EXERCISE TASK: Find every line in the records below that holds the word "name", and copy it out.

[Some records]
— START —
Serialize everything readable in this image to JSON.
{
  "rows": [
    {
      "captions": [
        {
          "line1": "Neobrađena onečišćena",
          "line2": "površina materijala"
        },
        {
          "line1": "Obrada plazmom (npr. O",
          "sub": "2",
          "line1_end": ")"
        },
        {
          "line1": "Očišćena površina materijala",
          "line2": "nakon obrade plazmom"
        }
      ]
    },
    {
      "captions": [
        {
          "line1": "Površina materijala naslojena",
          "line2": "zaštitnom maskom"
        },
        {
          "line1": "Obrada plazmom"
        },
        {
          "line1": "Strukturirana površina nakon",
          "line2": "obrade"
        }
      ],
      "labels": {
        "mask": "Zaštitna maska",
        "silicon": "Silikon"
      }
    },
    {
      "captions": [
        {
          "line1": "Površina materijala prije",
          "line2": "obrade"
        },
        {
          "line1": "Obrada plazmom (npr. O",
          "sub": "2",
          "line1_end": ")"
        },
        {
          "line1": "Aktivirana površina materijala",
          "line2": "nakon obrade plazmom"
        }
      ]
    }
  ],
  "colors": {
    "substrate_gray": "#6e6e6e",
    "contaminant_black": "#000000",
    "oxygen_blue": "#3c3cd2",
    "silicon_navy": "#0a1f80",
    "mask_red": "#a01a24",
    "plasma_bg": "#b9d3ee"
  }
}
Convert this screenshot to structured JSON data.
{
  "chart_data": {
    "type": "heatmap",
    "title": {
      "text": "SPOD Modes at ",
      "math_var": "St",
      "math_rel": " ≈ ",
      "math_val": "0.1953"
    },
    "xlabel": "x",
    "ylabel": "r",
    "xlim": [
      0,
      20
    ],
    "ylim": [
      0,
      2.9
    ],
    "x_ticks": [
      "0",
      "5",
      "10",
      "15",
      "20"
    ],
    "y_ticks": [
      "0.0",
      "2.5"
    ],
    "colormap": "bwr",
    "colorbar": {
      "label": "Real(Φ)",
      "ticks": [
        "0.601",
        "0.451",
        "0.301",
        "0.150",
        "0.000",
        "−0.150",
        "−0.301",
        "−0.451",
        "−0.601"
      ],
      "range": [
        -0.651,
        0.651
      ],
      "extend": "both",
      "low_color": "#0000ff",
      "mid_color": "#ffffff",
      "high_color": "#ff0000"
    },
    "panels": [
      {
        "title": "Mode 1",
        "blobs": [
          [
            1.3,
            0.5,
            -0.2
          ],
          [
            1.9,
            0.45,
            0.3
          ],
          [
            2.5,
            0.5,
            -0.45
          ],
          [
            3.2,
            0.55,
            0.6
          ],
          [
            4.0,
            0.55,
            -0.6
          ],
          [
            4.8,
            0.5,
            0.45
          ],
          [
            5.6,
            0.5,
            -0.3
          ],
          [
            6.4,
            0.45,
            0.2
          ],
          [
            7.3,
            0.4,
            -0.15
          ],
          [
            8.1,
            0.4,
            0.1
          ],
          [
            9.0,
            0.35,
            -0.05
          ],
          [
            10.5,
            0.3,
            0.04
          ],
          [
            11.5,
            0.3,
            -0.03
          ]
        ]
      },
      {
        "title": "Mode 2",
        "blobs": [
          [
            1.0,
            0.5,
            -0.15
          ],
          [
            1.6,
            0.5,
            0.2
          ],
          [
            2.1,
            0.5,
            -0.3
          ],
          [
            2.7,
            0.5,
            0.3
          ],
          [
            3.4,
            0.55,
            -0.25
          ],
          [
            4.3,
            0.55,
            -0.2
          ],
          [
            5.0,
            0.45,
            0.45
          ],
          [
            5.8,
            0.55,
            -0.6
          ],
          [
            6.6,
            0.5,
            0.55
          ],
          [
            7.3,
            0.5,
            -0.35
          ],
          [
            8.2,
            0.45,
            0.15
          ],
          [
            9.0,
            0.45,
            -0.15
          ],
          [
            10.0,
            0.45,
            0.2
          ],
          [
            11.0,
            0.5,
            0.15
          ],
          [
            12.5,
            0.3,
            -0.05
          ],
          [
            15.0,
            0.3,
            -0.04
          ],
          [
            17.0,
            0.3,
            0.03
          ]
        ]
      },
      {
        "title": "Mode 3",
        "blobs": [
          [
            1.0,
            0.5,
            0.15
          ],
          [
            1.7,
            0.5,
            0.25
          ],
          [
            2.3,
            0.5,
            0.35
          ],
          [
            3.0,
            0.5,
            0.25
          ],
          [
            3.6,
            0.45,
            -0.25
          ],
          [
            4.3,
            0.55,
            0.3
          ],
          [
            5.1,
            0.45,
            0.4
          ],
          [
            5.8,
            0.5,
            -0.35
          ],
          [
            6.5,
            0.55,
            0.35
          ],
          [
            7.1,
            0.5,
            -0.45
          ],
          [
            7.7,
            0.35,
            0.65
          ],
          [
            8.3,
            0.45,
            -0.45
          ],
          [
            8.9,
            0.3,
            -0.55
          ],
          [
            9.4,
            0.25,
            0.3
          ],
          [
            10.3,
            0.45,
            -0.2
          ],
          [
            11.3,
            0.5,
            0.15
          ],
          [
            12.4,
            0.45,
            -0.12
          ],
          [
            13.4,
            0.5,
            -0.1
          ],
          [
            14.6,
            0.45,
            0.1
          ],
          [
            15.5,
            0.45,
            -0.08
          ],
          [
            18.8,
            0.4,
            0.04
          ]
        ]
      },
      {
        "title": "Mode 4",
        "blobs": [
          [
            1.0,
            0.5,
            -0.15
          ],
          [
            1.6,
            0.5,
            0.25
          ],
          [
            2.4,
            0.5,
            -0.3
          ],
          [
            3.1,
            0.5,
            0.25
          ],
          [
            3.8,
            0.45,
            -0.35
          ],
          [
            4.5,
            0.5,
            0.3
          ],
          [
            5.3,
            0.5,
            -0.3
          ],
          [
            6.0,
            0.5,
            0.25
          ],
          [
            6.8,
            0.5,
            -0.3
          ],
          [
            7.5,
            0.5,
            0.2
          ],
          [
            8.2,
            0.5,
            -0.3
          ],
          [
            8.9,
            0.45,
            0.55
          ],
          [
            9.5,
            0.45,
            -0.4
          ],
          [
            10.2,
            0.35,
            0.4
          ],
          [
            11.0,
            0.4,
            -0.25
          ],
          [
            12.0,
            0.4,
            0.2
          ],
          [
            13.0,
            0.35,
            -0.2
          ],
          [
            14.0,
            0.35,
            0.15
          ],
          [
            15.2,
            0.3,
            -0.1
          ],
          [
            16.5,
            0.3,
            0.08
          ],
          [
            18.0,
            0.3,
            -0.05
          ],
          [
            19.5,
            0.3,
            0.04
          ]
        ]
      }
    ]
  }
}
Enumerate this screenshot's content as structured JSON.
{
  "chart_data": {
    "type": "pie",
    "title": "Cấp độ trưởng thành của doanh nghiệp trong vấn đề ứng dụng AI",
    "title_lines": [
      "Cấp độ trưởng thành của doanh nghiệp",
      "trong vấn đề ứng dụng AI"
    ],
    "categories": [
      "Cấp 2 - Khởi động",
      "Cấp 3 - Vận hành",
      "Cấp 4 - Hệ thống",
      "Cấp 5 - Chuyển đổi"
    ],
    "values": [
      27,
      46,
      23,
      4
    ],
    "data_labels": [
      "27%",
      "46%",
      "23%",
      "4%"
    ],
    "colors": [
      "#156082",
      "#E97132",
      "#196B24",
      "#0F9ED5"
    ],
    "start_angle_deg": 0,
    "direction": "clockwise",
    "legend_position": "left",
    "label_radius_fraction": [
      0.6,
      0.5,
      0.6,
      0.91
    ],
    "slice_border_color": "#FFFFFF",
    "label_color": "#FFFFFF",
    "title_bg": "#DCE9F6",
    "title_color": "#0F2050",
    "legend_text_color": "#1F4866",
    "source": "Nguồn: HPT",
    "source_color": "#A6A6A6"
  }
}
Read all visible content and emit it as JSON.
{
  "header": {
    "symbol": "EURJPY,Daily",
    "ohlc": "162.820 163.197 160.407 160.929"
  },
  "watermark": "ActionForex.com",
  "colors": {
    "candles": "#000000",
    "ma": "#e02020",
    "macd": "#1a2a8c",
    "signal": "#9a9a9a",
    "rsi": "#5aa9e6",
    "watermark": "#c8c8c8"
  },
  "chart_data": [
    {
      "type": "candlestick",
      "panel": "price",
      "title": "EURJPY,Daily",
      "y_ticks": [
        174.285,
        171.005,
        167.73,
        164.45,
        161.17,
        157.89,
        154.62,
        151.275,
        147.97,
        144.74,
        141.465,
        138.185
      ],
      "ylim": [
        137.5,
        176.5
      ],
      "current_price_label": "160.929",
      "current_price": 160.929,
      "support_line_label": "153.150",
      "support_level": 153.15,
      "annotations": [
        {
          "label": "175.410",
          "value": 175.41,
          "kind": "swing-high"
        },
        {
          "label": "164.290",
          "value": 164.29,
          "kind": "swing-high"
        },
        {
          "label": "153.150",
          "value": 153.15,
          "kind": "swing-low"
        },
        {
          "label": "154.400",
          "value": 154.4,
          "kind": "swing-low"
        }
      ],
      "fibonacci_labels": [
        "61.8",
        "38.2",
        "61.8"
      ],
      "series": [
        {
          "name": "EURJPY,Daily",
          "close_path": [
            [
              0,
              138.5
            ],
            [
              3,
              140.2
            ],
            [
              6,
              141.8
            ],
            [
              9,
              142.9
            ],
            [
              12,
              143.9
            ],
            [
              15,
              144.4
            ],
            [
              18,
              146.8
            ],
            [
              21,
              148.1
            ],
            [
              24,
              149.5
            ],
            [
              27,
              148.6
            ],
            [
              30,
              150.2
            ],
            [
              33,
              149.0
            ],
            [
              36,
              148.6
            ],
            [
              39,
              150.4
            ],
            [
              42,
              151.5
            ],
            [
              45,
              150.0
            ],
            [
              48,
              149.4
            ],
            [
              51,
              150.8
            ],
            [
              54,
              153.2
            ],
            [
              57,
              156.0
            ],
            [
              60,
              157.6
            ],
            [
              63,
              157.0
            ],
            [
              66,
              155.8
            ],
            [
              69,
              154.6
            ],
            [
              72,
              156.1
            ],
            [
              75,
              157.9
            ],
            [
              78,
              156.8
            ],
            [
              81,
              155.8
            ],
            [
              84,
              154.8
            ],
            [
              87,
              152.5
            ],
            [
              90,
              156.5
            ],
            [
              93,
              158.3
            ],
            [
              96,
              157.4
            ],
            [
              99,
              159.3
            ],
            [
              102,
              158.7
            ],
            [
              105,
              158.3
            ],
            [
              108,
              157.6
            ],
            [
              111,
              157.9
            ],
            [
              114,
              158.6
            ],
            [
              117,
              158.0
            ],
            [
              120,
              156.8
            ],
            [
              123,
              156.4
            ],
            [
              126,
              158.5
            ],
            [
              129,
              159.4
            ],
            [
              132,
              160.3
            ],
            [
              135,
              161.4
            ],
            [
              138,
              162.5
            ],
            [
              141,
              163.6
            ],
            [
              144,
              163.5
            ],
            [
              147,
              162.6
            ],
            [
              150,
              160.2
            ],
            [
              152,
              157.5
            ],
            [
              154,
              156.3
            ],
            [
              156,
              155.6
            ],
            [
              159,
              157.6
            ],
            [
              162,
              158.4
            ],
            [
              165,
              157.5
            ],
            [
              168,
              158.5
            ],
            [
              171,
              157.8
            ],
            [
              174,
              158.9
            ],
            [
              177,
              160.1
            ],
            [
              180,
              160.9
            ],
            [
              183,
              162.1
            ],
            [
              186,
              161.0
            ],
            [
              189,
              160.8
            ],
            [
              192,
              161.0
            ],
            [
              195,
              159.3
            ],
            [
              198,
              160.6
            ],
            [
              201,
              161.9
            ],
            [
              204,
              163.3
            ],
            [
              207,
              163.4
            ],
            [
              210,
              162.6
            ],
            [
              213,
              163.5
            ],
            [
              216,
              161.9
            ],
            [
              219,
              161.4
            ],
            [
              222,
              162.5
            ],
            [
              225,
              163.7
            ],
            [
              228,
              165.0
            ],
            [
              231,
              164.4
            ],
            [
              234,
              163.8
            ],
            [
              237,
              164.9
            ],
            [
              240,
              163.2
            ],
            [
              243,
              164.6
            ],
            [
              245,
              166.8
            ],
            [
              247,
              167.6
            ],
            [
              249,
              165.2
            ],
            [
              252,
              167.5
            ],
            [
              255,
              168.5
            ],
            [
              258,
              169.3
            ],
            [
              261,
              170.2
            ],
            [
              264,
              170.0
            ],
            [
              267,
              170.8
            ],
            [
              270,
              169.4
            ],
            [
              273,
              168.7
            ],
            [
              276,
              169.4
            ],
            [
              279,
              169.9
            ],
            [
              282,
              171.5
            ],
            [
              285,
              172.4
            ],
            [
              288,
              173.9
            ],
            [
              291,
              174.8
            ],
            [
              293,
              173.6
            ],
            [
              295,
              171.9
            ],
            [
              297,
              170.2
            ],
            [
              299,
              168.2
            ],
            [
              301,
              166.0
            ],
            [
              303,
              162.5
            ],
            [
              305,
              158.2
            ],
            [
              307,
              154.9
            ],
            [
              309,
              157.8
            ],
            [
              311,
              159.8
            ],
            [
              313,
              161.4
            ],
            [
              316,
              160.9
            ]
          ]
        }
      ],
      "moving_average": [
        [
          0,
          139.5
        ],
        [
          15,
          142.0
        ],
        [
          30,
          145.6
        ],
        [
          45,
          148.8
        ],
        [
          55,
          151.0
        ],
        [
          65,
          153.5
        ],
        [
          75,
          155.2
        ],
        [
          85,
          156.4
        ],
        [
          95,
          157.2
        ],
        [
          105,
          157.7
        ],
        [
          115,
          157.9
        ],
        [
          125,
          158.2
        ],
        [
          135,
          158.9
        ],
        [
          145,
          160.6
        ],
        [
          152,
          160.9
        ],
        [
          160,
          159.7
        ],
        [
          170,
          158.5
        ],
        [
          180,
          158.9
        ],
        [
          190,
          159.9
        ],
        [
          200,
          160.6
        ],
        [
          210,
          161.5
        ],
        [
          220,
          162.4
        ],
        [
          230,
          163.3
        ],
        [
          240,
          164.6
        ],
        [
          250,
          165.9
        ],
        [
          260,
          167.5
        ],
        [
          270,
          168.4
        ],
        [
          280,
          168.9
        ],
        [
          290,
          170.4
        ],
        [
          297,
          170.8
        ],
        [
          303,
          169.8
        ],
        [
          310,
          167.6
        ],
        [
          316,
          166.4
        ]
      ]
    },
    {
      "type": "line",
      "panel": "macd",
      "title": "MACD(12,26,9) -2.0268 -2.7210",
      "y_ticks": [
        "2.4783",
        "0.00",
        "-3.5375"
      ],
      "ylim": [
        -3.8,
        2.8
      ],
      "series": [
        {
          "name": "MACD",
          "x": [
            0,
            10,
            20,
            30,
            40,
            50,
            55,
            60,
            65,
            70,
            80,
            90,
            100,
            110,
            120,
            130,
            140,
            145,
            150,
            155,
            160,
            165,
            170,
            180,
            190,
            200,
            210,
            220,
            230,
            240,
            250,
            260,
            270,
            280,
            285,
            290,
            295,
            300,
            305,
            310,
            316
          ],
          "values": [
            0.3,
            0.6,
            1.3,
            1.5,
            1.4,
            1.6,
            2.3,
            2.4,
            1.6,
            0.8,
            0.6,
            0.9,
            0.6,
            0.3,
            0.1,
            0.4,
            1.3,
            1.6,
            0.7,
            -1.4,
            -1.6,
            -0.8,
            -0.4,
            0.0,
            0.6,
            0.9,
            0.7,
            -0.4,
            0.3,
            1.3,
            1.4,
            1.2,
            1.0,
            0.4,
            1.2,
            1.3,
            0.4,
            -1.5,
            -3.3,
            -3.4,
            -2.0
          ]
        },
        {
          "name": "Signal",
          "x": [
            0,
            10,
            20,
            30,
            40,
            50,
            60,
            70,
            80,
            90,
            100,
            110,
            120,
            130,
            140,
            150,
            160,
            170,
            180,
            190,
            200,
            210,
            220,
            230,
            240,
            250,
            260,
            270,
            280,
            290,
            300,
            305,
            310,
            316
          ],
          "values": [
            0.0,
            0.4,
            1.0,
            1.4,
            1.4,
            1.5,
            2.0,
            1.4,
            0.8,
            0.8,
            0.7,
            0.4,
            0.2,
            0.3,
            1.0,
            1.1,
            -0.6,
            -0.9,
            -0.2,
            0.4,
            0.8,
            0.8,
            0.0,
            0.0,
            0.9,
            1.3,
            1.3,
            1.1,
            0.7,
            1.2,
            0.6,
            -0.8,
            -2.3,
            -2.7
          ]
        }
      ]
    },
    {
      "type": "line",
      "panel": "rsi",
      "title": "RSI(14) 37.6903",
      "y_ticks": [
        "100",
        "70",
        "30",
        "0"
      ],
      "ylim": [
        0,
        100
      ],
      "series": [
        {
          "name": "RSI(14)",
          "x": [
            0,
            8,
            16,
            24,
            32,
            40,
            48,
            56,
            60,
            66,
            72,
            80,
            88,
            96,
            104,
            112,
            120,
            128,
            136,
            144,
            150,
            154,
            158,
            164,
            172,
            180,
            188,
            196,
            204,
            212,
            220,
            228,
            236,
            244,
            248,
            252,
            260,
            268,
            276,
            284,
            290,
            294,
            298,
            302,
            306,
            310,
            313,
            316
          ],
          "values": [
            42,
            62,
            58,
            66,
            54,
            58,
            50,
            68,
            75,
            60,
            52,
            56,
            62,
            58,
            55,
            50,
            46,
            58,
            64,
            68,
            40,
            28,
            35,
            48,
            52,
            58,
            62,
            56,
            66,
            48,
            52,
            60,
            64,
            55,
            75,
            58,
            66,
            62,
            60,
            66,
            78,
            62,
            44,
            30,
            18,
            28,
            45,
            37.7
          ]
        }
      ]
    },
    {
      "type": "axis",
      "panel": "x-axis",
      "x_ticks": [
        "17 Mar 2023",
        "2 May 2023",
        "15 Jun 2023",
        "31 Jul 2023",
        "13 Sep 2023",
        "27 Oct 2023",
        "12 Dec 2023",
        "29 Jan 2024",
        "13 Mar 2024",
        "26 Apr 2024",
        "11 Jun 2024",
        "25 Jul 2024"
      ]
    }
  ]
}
— END —
RESULT OF THE TASK:
          "name": "EURJPY,Daily",
          "name": "MACD",
          "name": "Signal",
          "name": "RSI(14)",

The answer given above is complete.